_Task details_: Format every row below as a JSON list of strings, with one string per line and no blank lines.

_Rows excerpted from a collection_:

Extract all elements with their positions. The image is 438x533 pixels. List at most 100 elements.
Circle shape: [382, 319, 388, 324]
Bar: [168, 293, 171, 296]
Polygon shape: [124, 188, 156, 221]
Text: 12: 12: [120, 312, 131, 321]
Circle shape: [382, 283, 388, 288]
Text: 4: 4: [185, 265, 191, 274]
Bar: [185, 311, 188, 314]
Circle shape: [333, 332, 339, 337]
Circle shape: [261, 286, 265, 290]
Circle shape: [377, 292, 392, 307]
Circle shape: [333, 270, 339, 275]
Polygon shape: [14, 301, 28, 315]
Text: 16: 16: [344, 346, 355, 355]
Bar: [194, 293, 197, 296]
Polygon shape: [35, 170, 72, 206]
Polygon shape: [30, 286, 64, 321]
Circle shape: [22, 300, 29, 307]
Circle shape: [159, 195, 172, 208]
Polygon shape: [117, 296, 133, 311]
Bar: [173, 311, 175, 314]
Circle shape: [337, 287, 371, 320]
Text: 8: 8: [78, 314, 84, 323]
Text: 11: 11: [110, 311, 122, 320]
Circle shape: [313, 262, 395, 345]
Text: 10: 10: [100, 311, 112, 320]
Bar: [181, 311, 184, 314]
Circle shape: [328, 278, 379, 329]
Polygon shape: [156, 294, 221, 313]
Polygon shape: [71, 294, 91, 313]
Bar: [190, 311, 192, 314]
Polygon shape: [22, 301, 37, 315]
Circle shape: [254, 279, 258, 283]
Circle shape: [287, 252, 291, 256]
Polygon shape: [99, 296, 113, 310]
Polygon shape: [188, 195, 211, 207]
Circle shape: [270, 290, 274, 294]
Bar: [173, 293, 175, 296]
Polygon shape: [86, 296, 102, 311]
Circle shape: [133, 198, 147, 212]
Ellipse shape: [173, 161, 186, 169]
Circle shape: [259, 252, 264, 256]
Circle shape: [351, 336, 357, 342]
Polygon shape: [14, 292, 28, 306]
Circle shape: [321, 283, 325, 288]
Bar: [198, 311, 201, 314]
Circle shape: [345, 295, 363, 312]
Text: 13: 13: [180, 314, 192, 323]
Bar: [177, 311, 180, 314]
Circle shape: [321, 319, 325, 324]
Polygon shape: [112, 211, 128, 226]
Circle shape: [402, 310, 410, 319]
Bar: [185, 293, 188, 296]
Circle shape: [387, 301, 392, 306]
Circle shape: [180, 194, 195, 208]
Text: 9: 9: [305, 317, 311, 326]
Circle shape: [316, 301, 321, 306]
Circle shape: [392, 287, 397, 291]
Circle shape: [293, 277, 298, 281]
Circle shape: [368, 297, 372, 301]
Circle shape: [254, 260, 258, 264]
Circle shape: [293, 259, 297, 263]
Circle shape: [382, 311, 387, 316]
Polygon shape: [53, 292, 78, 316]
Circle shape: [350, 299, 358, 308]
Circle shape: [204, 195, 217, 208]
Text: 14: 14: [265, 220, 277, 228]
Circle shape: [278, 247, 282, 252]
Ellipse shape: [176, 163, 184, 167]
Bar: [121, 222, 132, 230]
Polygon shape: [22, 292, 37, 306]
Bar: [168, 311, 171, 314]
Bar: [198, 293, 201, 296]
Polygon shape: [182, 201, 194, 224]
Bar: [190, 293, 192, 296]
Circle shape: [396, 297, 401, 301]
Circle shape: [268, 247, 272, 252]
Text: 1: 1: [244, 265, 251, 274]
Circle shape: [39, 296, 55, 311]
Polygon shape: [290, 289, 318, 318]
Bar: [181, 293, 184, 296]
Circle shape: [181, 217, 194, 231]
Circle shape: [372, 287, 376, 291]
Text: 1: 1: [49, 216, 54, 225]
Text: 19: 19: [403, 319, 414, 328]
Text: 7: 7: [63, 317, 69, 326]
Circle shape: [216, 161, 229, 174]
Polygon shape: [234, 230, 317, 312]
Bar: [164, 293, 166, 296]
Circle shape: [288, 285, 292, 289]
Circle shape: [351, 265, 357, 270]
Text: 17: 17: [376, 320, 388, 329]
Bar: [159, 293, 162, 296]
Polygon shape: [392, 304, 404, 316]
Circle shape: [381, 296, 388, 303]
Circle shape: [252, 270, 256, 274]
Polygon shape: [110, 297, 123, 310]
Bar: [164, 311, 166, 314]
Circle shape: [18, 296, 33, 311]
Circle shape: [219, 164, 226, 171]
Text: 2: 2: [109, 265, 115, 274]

_Task result_:
[
  "Extract all elements with their positions. The image is 438x533 pixels. List at most 100 elements.",
  "Circle shape: [382, 319, 388, 324]",
  "Bar: [168, 293, 171, 296]",
  "Polygon shape: [124, 188, 156, 221]",
  "Text: 12: 12: [120, 312, 131, 321]",
  "Circle shape: [382, 283, 388, 288]",
  "Text: 4: 4: [185, 265, 191, 274]",
  "Bar: [185, 311, 188, 314]",
  "Circle shape: [333, 332, 339, 337]",
  "Circle shape: [261, 286, 265, 290]",
  "Circle shape: [377, 292, 392, 307]",
  "Circle shape: [333, 270, 339, 275]",
  "Polygon shape: [14, 301, 28, 315]",
  "Text: 16: 16: [344, 346, 355, 355]",
  "Bar: [194, 293, 197, 296]",
  "Polygon shape: [35, 170, 72, 206]",
  "Polygon shape: [30, 286, 64, 321]",
  "Circle shape: [22, 300, 29, 307]",
  "Circle shape: [159, 195, 172, 208]",
  "Polygon shape: [117, 296, 133, 311]",
  "Bar: [173, 311, 175, 314]",
  "Circle shape: [337, 287, 371, 320]",
  "Text: 8: 8: [78, 314, 84, 323]",
  "Text: 11: 11: [110, 311, 122, 320]",
  "Circle shape: [313, 262, 395, 345]",
  "Text: 10: 10: [100, 311, 112, 320]",
  "Bar: [181, 311, 184, 314]",
  "Circle shape: [328, 278, 379, 329]",
  "Polygon shape: [156, 294, 221, 313]",
  "Polygon shape: [71, 294, 91, 313]",
  "Bar: [190, 311, 192, 314]",
  "Polygon shape: [22, 301, 37, 315]",
  "Circle shape: [254, 279, 258, 283]",
  "Circle shape: [287, 252, 291, 256]",
  "Polygon shape: [99, 296, 113, 310]",
  "Polygon shape: [188, 195, 211, 207]",
  "Circle shape: [270, 290, 274, 294]",
  "Bar: [173, 293, 175, 296]",
  "Polygon shape: [86, 296, 102, 311]",
  "Circle shape: [133, 198, 147, 212]",
  "Ellipse shape: [173, 161, 186, 169]",
  "Circle shape: [259, 252, 264, 256]",
  "Circle shape: [351, 336, 357, 342]",
  "Polygon shape: [14, 292, 28, 306]",
  "Circle shape: [321, 283, 325, 288]",
  "Bar: [198, 311, 201, 314]",
  "Circle shape: [345, 295, 363, 312]",
  "Text: 13: 13: [180, 314, 192, 323]",
  "Bar: [177, 311, 180, 314]",
  "Circle shape: [321, 319, 325, 324]",
  "Polygon shape: [112, 211, 128, 226]",
  "Circle shape: [402, 310, 410, 319]",
  "Bar: [185, 293, 188, 296]",
  "Circle shape: [387, 301, 392, 306]",
  "Circle shape: [180, 194, 195, 208]",
  "Text: 9: 9: [305, 317, 311, 326]",
  "Circle shape: [316, 301, 321, 306]",
  "Circle shape: [392, 287, 397, 291]",
  "Circle shape: [293, 277, 298, 281]",
  "Circle shape: [368, 297, 372, 301]",
  "Circle shape: [254, 260, 258, 264]",
  "Circle shape: [293, 259, 297, 263]",
  "Circle shape: [382, 311, 387, 316]",
  "Polygon shape: [53, 292, 78, 316]",
  "Circle shape: [350, 299, 358, 308]",
  "Circle shape: [204, 195, 217, 208]",
  "Text: 14: 14: [265, 220, 277, 228]",
  "Circle shape: [278, 247, 282, 252]",
  "Ellipse shape: [176, 163, 184, 167]",
  "Bar: [121, 222, 132, 230]",
  "Polygon shape: [22, 292, 37, 306]",
  "Bar: [168, 311, 171, 314]",
  "Bar: [198, 293, 201, 296]",
  "Polygon shape: [182, 201, 194, 224]",
  "Bar: [190, 293, 192, 296]",
  "Circle shape: [396, 297, 401, 301]",
  "Circle shape: [268, 247, 272, 252]",
  "Text: 1: 1: [244, 265, 251, 274]",
  "Circle shape: [39, 296, 55, 311]",
  "Polygon shape: [290, 289, 318, 318]",
  "Bar: [181, 293, 184, 296]",
  "Circle shape: [181, 217, 194, 231]",
  "Circle shape: [372, 287, 376, 291]",
  "Text: 1: 1: [49, 216, 54, 225]",
  "Text: 19: 19: [403, 319, 414, 328]",
  "Text: 7: 7: [63, 317, 69, 326]",
  "Circle shape: [216, 161, 229, 174]",
  "Polygon shape: [234, 230, 317, 312]",
  "Bar: [164, 293, 166, 296]",
  "Circle shape: [288, 285, 292, 289]",
  "Circle shape: [351, 265, 357, 270]",
  "Text: 17: 17: [376, 320, 388, 329]",
  "Bar: [159, 293, 162, 296]",
  "Polygon shape: [392, 304, 404, 316]",
  "Circle shape: [381, 296, 388, 303]",
  "Circle shape: [252, 270, 256, 274]",
  "Polygon shape: [110, 297, 123, 310]",
  "Bar: [164, 311, 166, 314]",
  "Circle shape: [18, 296, 33, 311]",
  "Circle shape: [219, 164, 226, 171]",
  "Text: 2: 2: [109, 265, 115, 274]"
]